Source data:
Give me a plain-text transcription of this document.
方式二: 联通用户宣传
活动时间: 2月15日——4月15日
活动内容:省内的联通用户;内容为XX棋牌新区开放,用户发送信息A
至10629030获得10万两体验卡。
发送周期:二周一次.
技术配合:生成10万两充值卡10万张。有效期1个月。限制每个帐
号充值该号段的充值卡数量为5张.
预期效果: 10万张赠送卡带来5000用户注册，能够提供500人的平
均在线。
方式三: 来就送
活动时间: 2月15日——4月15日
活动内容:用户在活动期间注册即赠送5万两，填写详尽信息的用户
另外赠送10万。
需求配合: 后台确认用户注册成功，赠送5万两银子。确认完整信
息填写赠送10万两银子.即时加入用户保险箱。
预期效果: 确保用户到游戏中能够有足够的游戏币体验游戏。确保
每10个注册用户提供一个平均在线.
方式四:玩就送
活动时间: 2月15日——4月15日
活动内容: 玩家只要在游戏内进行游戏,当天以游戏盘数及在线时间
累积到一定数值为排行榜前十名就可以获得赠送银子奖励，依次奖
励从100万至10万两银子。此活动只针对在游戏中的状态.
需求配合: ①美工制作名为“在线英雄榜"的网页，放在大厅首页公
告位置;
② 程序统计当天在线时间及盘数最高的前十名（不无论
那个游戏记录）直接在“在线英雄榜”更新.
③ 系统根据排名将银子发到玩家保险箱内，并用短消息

TO BE DONE:
Reproduce the full listing above, character for character.

CORRECT OUTPUT:
Give me a plain-text transcription of this document.
方式二: 联通用户宣传
活动时间: 2月15日——4月15日
活动内容:省内的联通用户;内容为XX棋牌新区开放,用户发送信息A
至10629030获得10万两体验卡。
发送周期:二周一次.
技术配合:生成10万两充值卡10万张。有效期1个月。限制每个帐
号充值该号段的充值卡数量为5张.
预期效果: 10万张赠送卡带来5000用户注册，能够提供500人的平
均在线。
方式三: 来就送
活动时间: 2月15日——4月15日
活动内容:用户在活动期间注册即赠送5万两，填写详尽信息的用户
另外赠送10万。
需求配合: 后台确认用户注册成功，赠送5万两银子。确认完整信
息填写赠送10万两银子.即时加入用户保险箱。
预期效果: 确保用户到游戏中能够有足够的游戏币体验游戏。确保
每10个注册用户提供一个平均在线.
方式四:玩就送
活动时间: 2月15日——4月15日
活动内容: 玩家只要在游戏内进行游戏,当天以游戏盘数及在线时间
累积到一定数值为排行榜前十名就可以获得赠送银子奖励，依次奖
励从100万至10万两银子。此活动只针对在游戏中的状态.
需求配合: ①美工制作名为“在线英雄榜"的网页，放在大厅首页公
告位置;
② 程序统计当天在线时间及盘数最高的前十名（不无论
那个游戏记录）直接在“在线英雄榜”更新.
③ 系统根据排名将银子发到玩家保险箱内，并用短消息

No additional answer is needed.